Dataset records:

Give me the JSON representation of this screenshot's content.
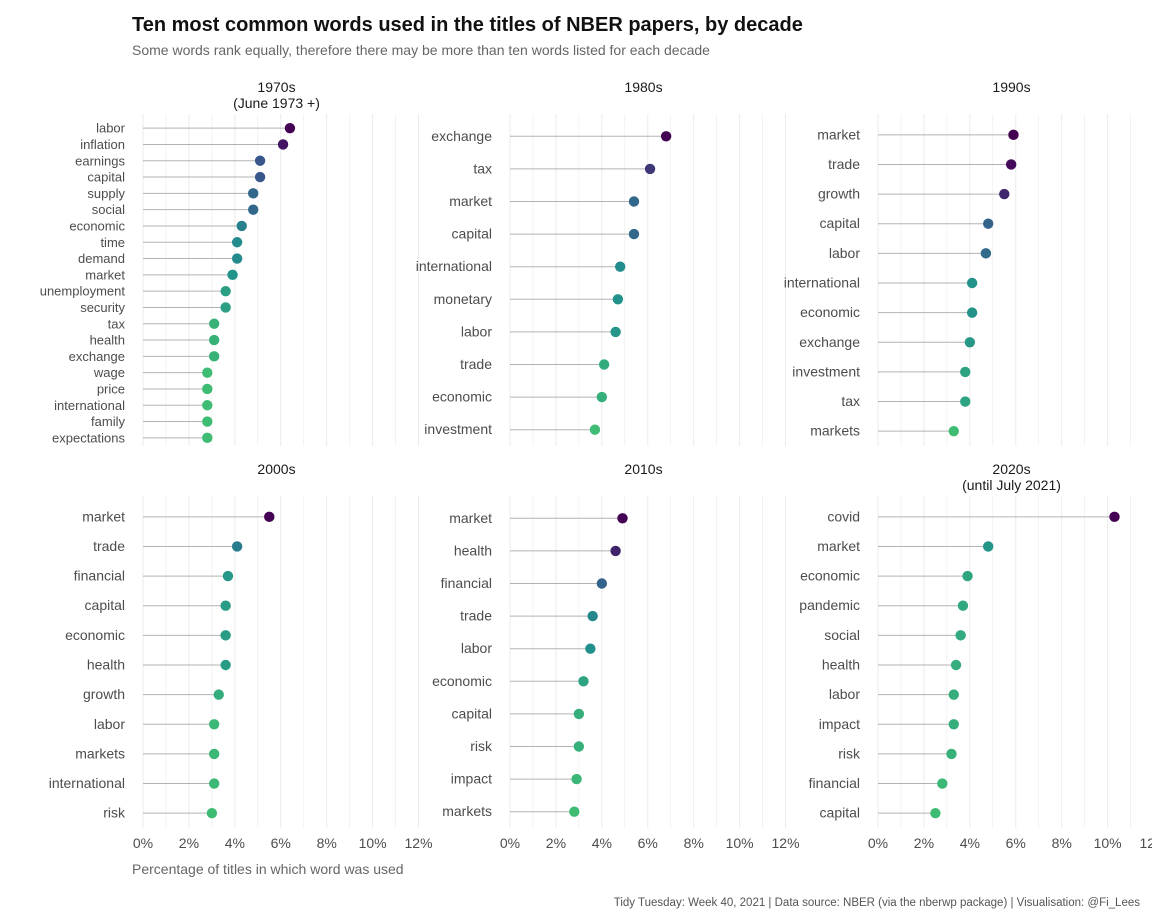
{
  "header": {
    "title": "Ten most common words used in the titles of NBER papers, by decade",
    "subtitle": "Some words rank equally, therefore there may be more than ten words listed for each decade"
  },
  "footer": {
    "xlabel": "Percentage of titles in which word was used",
    "caption": "Tidy Tuesday: Week 40, 2021 | Data source: NBER (via the nberwp package) | Visualisation: @Fi_Lees"
  },
  "colors": {
    "palette_high_to_low": [
      "#440154",
      "#3b528b",
      "#21908c",
      "#3fbc73"
    ],
    "segment": "#b3b3b3",
    "grid": "#ebebeb",
    "text": "#4d4d4d"
  },
  "chart_data": {
    "type": "lollipop",
    "facet_by": "decade",
    "x_axis": {
      "ticks": [
        0,
        2,
        4,
        6,
        8,
        10,
        12
      ],
      "tick_suffix": "%",
      "xlim": [
        0,
        12.5
      ],
      "unit": "percent of titles"
    },
    "grid": true,
    "panels": [
      {
        "decade": "1970s",
        "subtitle": "(June 1973 +)",
        "words": [
          "labor",
          "inflation",
          "earnings",
          "capital",
          "supply",
          "social",
          "economic",
          "time",
          "demand",
          "market",
          "unemployment",
          "security",
          "tax",
          "health",
          "exchange",
          "wage",
          "price",
          "international",
          "family",
          "expectations"
        ],
        "values": [
          6.4,
          6.1,
          5.1,
          5.1,
          4.8,
          4.8,
          4.3,
          4.1,
          4.1,
          3.9,
          3.6,
          3.6,
          3.1,
          3.1,
          3.1,
          2.8,
          2.8,
          2.8,
          2.8,
          2.8
        ]
      },
      {
        "decade": "1980s",
        "subtitle": "",
        "words": [
          "exchange",
          "tax",
          "market",
          "capital",
          "international",
          "monetary",
          "labor",
          "trade",
          "economic",
          "investment"
        ],
        "values": [
          6.8,
          6.1,
          5.4,
          5.4,
          4.8,
          4.7,
          4.6,
          4.1,
          4.0,
          3.7
        ]
      },
      {
        "decade": "1990s",
        "subtitle": "",
        "words": [
          "market",
          "trade",
          "growth",
          "capital",
          "labor",
          "international",
          "economic",
          "exchange",
          "investment",
          "tax",
          "markets"
        ],
        "values": [
          5.9,
          5.8,
          5.5,
          4.8,
          4.7,
          4.1,
          4.1,
          4.0,
          3.8,
          3.8,
          3.3
        ]
      },
      {
        "decade": "2000s",
        "subtitle": "",
        "words": [
          "market",
          "trade",
          "financial",
          "capital",
          "economic",
          "health",
          "growth",
          "labor",
          "markets",
          "international",
          "risk"
        ],
        "values": [
          5.5,
          4.1,
          3.7,
          3.6,
          3.6,
          3.6,
          3.3,
          3.1,
          3.1,
          3.1,
          3.0
        ]
      },
      {
        "decade": "2010s",
        "subtitle": "",
        "words": [
          "market",
          "health",
          "financial",
          "trade",
          "labor",
          "economic",
          "capital",
          "risk",
          "impact",
          "markets"
        ],
        "values": [
          4.9,
          4.6,
          4.0,
          3.6,
          3.5,
          3.2,
          3.0,
          3.0,
          2.9,
          2.8
        ]
      },
      {
        "decade": "2020s",
        "subtitle": "(until July 2021)",
        "words": [
          "covid",
          "market",
          "economic",
          "pandemic",
          "social",
          "health",
          "labor",
          "impact",
          "risk",
          "financial",
          "capital"
        ],
        "values": [
          10.3,
          4.8,
          3.9,
          3.7,
          3.6,
          3.4,
          3.3,
          3.3,
          3.2,
          2.8,
          2.5
        ]
      }
    ]
  }
}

Aim: In the copy, include no pictures; restate the listing above exactly.

Output for this task:
Give me the JSON representation of this screenshot's content.
{
  "header": {
    "title": "Ten most common words used in the titles of NBER papers, by decade",
    "subtitle": "Some words rank equally, therefore there may be more than ten words listed for each decade"
  },
  "footer": {
    "xlabel": "Percentage of titles in which word was used",
    "caption": "Tidy Tuesday: Week 40, 2021 | Data source: NBER (via the nberwp package) | Visualisation: @Fi_Lees"
  },
  "colors": {
    "palette_high_to_low": [
      "#440154",
      "#3b528b",
      "#21908c",
      "#3fbc73"
    ],
    "segment": "#b3b3b3",
    "grid": "#ebebeb",
    "text": "#4d4d4d"
  },
  "chart_data": {
    "type": "lollipop",
    "facet_by": "decade",
    "x_axis": {
      "ticks": [
        0,
        2,
        4,
        6,
        8,
        10,
        12
      ],
      "tick_suffix": "%",
      "xlim": [
        0,
        12.5
      ],
      "unit": "percent of titles"
    },
    "grid": true,
    "panels": [
      {
        "decade": "1970s",
        "subtitle": "(June 1973 +)",
        "words": [
          "labor",
          "inflation",
          "earnings",
          "capital",
          "supply",
          "social",
          "economic",
          "time",
          "demand",
          "market",
          "unemployment",
          "security",
          "tax",
          "health",
          "exchange",
          "wage",
          "price",
          "international",
          "family",
          "expectations"
        ],
        "values": [
          6.4,
          6.1,
          5.1,
          5.1,
          4.8,
          4.8,
          4.3,
          4.1,
          4.1,
          3.9,
          3.6,
          3.6,
          3.1,
          3.1,
          3.1,
          2.8,
          2.8,
          2.8,
          2.8,
          2.8
        ]
      },
      {
        "decade": "1980s",
        "subtitle": "",
        "words": [
          "exchange",
          "tax",
          "market",
          "capital",
          "international",
          "monetary",
          "labor",
          "trade",
          "economic",
          "investment"
        ],
        "values": [
          6.8,
          6.1,
          5.4,
          5.4,
          4.8,
          4.7,
          4.6,
          4.1,
          4.0,
          3.7
        ]
      },
      {
        "decade": "1990s",
        "subtitle": "",
        "words": [
          "market",
          "trade",
          "growth",
          "capital",
          "labor",
          "international",
          "economic",
          "exchange",
          "investment",
          "tax",
          "markets"
        ],
        "values": [
          5.9,
          5.8,
          5.5,
          4.8,
          4.7,
          4.1,
          4.1,
          4.0,
          3.8,
          3.8,
          3.3
        ]
      },
      {
        "decade": "2000s",
        "subtitle": "",
        "words": [
          "market",
          "trade",
          "financial",
          "capital",
          "economic",
          "health",
          "growth",
          "labor",
          "markets",
          "international",
          "risk"
        ],
        "values": [
          5.5,
          4.1,
          3.7,
          3.6,
          3.6,
          3.6,
          3.3,
          3.1,
          3.1,
          3.1,
          3.0
        ]
      },
      {
        "decade": "2010s",
        "subtitle": "",
        "words": [
          "market",
          "health",
          "financial",
          "trade",
          "labor",
          "economic",
          "capital",
          "risk",
          "impact",
          "markets"
        ],
        "values": [
          4.9,
          4.6,
          4.0,
          3.6,
          3.5,
          3.2,
          3.0,
          3.0,
          2.9,
          2.8
        ]
      },
      {
        "decade": "2020s",
        "subtitle": "(until July 2021)",
        "words": [
          "covid",
          "market",
          "economic",
          "pandemic",
          "social",
          "health",
          "labor",
          "impact",
          "risk",
          "financial",
          "capital"
        ],
        "values": [
          10.3,
          4.8,
          3.9,
          3.7,
          3.6,
          3.4,
          3.3,
          3.3,
          3.2,
          2.8,
          2.5
        ]
      }
    ]
  }
}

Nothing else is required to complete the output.